Short task -
Among the lines of this listing, determine how many contain the string "Examine". Answer with the number only.

Record extracts -
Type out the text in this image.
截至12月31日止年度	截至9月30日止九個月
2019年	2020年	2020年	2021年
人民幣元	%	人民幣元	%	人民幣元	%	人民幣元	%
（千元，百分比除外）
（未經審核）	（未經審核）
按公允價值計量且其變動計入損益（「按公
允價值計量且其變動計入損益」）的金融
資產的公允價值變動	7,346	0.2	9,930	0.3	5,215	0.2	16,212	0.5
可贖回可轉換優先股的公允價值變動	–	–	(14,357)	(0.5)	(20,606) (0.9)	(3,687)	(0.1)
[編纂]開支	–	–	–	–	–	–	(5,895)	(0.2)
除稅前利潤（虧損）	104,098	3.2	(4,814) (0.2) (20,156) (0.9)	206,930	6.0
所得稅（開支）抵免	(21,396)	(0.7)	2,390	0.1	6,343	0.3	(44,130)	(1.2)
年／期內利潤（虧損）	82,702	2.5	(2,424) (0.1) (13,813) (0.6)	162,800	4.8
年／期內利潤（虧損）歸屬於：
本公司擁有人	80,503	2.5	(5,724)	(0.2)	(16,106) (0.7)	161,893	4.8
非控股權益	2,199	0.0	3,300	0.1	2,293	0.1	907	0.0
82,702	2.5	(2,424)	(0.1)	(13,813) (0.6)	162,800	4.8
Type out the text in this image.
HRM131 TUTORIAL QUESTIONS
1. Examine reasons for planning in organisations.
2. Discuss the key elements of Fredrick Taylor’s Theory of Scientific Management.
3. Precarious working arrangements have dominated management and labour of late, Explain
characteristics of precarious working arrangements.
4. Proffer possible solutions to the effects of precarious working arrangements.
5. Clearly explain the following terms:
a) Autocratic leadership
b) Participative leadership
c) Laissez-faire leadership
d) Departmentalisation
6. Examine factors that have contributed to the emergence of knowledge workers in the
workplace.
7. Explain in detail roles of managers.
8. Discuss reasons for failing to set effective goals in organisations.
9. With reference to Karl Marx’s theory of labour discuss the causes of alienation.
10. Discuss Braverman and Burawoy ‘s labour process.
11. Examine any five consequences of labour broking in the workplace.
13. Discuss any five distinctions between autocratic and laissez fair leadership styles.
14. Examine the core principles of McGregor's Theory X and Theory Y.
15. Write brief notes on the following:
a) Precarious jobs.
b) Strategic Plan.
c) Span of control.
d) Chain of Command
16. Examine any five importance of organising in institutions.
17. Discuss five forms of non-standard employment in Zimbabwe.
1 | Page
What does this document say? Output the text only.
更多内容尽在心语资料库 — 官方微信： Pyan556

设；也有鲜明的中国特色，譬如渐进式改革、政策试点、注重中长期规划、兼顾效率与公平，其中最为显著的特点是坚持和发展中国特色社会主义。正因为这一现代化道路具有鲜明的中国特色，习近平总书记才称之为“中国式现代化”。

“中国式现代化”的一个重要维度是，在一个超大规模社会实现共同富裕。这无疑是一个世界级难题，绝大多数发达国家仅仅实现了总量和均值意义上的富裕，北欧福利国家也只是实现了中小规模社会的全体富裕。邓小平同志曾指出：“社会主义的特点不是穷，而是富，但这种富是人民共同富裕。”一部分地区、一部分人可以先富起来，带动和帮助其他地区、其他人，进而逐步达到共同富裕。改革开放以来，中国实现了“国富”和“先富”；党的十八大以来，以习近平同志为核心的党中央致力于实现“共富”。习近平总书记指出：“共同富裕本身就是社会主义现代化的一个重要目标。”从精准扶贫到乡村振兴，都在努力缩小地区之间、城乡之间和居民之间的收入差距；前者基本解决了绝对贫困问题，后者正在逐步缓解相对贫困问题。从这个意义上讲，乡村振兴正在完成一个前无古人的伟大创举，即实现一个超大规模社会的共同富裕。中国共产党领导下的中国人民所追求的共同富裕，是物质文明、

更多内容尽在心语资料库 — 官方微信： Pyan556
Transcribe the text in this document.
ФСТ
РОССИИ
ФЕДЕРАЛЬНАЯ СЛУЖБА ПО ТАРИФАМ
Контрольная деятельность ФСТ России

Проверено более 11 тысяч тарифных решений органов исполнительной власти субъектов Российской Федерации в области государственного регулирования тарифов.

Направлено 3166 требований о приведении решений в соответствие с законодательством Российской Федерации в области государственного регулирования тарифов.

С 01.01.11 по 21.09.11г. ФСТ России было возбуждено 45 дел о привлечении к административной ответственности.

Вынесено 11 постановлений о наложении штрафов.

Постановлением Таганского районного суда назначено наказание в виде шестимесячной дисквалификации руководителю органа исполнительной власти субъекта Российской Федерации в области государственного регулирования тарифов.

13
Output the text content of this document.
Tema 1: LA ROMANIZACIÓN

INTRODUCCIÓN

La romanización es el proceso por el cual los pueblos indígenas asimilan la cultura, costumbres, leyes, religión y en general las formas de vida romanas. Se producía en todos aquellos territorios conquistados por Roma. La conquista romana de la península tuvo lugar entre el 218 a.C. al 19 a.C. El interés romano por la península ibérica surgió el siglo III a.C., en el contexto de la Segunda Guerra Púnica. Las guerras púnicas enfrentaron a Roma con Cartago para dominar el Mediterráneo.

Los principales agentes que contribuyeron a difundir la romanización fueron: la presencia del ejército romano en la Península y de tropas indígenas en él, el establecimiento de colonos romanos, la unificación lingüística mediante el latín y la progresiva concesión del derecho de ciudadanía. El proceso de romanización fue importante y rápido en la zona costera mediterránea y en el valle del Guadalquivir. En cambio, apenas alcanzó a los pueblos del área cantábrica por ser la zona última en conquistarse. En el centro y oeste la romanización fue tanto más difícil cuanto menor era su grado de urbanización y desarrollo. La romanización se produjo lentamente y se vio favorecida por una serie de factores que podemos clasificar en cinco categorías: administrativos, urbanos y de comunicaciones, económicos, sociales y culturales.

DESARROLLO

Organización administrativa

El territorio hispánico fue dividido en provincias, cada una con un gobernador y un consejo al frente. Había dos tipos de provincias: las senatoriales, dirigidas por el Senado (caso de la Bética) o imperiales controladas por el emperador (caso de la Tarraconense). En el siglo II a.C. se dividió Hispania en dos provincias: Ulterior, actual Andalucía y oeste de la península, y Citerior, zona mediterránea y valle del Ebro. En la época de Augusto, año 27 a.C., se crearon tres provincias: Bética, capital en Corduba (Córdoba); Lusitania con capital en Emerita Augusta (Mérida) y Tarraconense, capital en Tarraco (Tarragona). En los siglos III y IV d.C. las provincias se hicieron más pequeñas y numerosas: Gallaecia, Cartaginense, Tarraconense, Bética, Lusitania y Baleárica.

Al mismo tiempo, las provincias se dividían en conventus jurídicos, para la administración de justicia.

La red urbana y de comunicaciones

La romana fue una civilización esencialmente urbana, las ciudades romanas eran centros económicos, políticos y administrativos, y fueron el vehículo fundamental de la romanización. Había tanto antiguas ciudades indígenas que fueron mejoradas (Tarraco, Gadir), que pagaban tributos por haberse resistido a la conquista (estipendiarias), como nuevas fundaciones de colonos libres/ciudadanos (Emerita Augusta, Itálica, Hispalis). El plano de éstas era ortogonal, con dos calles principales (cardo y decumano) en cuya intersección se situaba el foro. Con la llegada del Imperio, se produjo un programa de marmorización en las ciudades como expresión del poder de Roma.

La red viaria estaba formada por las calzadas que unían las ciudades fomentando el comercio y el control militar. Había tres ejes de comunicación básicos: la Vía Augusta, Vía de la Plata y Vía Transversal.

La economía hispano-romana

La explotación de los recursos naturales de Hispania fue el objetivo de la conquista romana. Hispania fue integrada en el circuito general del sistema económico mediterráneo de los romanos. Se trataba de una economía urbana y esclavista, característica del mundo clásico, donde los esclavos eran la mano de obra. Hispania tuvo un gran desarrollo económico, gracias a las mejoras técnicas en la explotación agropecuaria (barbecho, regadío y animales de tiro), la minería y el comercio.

Output -
5